::: WORKING DATA

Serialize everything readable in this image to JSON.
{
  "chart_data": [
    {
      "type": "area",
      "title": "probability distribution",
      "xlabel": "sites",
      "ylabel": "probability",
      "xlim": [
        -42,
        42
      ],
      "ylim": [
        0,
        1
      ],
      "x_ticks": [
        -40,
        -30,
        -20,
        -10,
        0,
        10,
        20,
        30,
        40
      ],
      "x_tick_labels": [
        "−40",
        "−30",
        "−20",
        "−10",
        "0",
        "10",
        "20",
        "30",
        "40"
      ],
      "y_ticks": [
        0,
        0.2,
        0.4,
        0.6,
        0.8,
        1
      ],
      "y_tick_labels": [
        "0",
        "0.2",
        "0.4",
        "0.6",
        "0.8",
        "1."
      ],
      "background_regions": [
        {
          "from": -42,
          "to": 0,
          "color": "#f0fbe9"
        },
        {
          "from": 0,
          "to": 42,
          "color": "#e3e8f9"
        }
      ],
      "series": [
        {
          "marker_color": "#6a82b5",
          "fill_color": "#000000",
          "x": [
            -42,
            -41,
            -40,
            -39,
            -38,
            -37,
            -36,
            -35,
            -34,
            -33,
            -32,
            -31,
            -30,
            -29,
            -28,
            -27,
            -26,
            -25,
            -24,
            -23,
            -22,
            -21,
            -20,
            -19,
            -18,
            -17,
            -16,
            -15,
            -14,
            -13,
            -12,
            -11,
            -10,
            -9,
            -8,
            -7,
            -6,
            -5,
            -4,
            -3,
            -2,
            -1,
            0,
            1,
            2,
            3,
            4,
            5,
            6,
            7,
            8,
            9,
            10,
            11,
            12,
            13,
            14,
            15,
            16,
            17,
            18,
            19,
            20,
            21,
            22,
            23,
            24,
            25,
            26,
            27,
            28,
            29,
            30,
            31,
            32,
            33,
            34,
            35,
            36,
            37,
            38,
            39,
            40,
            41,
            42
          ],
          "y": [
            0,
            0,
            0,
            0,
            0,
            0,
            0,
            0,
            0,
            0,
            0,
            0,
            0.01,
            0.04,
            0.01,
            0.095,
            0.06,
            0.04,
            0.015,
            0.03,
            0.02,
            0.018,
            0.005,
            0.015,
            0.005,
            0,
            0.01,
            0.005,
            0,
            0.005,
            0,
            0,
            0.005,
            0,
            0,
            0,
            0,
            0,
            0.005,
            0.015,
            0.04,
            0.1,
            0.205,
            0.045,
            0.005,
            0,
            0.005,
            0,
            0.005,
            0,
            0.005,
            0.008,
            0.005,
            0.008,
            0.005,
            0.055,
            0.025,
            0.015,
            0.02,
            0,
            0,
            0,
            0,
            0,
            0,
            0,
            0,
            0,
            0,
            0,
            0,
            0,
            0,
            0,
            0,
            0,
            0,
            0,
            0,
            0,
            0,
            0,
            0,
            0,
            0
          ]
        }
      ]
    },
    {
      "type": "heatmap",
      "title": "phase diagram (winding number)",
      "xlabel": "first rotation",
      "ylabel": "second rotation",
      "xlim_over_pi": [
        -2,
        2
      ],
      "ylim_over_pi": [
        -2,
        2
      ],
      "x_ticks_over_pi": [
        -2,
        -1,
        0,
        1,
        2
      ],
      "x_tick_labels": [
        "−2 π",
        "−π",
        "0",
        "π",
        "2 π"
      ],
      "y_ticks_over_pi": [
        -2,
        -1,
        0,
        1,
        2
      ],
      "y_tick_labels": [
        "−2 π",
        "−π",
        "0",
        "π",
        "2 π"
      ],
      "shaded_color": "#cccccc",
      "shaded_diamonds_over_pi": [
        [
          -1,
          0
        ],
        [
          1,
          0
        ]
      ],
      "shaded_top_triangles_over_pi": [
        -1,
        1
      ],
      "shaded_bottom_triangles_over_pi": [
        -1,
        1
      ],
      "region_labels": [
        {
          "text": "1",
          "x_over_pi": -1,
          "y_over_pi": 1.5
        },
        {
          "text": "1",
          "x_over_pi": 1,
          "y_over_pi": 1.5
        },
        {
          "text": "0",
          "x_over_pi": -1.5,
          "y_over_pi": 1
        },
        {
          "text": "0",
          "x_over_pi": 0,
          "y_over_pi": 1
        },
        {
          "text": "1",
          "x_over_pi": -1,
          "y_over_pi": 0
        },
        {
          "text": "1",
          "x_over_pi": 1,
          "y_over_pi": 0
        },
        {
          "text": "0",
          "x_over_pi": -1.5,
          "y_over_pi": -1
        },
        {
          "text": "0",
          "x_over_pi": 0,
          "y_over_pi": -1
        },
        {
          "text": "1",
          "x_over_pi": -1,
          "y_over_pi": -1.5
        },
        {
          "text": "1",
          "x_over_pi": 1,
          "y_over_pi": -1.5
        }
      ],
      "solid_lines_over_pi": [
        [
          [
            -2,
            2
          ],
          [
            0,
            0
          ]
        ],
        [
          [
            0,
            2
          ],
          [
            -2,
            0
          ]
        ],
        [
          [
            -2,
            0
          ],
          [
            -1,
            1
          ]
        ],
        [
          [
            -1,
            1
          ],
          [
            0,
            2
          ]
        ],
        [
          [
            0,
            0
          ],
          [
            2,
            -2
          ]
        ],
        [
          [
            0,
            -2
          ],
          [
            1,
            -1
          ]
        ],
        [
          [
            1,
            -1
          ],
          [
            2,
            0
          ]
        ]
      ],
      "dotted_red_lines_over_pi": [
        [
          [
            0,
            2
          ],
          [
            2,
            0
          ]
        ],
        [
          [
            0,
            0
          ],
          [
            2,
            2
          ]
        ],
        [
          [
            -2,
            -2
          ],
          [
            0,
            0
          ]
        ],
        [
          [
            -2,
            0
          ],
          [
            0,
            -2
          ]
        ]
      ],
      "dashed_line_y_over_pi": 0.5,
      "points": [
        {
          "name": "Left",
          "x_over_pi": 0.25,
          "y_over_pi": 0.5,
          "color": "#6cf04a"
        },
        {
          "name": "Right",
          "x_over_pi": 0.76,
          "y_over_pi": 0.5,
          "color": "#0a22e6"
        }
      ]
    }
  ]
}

::::::

» WRITTEN PROBLEM:
Give solely the number of lines in the data that contain the string "title".

» TASK OUTPUT:
2